--- Exercise aim ---
Return the lines where the word "metric" occurs.

---------- Data rows

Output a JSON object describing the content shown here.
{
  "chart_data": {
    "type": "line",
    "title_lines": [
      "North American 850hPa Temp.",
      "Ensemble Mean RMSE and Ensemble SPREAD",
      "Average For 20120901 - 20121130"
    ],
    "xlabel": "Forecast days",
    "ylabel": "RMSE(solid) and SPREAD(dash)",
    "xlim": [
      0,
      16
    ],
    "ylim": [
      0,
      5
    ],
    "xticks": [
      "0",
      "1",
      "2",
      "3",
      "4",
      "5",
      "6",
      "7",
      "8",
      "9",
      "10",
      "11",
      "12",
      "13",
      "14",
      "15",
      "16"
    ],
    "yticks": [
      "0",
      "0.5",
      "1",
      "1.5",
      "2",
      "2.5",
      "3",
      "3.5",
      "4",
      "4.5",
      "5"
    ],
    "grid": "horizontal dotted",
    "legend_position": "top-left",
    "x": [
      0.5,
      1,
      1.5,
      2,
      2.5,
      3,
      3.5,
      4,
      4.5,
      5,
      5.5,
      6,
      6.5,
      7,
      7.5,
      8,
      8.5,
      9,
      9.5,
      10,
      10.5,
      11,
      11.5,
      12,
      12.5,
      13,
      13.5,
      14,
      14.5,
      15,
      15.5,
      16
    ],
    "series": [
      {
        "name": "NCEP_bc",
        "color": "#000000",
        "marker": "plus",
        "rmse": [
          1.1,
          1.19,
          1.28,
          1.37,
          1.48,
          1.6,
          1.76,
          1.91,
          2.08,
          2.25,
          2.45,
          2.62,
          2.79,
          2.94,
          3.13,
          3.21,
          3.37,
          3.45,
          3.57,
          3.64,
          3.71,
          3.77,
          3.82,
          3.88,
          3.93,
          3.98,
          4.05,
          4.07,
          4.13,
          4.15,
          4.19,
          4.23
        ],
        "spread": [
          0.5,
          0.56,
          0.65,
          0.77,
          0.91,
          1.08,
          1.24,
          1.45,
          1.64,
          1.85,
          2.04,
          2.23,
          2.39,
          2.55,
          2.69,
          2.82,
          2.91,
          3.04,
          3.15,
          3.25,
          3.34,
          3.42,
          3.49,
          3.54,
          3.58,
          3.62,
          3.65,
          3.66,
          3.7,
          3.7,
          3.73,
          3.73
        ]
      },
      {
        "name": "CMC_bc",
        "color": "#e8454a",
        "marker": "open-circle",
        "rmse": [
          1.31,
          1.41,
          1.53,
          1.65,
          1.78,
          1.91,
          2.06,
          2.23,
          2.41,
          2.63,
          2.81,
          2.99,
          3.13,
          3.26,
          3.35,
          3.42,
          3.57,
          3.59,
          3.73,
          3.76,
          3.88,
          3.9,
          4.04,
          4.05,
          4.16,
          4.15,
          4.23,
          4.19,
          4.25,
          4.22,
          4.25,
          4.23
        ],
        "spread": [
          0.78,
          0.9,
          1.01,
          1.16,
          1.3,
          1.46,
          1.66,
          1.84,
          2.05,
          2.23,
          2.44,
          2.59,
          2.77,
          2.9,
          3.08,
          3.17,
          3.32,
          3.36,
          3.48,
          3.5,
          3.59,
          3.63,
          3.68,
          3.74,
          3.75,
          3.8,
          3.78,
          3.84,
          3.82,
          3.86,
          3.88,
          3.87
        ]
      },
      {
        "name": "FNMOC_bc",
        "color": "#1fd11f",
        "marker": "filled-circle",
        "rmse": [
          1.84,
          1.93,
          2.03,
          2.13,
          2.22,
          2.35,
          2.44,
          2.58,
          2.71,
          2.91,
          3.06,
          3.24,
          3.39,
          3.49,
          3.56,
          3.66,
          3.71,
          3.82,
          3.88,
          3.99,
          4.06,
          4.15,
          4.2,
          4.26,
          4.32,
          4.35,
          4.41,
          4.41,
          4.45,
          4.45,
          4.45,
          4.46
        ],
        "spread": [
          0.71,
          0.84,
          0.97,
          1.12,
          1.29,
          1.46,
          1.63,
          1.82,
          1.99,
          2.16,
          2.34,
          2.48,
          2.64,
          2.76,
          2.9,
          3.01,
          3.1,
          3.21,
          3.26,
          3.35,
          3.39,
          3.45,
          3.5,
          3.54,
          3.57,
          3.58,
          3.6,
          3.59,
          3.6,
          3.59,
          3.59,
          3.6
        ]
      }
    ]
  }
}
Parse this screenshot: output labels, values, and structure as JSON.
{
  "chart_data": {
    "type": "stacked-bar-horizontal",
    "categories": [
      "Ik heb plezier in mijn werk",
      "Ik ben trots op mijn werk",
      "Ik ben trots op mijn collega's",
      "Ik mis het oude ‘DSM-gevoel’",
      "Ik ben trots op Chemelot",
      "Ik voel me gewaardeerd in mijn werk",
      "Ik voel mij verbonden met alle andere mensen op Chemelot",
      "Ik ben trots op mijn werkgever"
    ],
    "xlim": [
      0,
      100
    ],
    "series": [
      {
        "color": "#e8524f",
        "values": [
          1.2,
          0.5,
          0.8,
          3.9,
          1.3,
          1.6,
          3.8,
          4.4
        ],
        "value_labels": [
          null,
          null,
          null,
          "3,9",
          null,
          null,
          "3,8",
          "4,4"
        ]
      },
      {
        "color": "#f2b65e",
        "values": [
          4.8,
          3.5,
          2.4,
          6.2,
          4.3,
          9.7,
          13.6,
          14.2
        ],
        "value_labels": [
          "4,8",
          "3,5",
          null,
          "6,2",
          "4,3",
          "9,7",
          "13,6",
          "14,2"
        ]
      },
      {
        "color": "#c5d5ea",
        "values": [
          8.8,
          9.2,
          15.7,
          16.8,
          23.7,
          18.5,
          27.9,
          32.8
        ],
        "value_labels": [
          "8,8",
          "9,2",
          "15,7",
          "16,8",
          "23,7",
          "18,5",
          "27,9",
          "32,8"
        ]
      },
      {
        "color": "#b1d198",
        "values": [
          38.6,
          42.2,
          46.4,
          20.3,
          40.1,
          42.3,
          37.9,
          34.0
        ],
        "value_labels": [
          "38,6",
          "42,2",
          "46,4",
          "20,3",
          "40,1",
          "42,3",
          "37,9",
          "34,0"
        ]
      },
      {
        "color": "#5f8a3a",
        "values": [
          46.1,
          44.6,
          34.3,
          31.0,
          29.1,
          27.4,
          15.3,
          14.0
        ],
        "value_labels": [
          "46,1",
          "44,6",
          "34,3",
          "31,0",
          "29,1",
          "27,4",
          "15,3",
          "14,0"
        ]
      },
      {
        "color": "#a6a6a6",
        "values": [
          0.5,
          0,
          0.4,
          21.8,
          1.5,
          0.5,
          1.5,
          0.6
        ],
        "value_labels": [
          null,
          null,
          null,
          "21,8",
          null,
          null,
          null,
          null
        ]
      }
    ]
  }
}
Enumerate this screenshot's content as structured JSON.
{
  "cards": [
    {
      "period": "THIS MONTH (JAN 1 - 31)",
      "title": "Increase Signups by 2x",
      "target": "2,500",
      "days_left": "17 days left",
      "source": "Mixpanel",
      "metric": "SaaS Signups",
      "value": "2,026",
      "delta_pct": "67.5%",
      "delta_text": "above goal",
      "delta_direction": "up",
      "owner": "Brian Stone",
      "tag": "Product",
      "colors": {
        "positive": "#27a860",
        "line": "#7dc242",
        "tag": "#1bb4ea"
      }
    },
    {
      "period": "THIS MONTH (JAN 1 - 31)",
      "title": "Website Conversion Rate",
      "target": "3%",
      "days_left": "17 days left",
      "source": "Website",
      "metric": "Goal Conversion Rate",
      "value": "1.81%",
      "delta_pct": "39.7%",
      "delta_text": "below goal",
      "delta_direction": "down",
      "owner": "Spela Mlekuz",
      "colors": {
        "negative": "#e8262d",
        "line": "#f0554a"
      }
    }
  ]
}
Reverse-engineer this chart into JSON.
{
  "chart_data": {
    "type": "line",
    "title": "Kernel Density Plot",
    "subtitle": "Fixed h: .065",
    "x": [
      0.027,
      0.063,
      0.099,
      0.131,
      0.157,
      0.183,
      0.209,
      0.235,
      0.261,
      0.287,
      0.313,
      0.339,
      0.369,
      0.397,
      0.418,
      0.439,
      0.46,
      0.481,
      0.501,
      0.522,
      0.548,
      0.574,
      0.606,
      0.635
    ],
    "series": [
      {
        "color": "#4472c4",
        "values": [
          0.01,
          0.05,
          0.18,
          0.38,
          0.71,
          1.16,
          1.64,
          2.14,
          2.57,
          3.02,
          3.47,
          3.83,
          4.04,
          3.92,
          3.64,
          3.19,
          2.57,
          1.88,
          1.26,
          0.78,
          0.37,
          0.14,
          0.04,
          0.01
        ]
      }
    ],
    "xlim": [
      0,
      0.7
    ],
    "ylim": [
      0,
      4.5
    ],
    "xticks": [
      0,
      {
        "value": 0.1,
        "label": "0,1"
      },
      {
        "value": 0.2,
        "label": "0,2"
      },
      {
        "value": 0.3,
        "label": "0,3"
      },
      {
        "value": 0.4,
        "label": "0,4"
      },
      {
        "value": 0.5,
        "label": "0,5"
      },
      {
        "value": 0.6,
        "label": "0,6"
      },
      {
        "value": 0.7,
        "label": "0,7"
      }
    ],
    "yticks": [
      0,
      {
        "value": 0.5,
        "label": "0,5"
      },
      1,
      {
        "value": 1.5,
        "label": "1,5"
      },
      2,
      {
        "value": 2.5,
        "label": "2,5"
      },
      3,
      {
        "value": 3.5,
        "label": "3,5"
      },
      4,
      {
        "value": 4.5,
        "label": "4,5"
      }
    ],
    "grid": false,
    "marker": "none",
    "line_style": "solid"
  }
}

--------------------

--- Response for this exercise ---
      "metric": "SaaS Signups",
      "metric": "Goal Conversion Rate",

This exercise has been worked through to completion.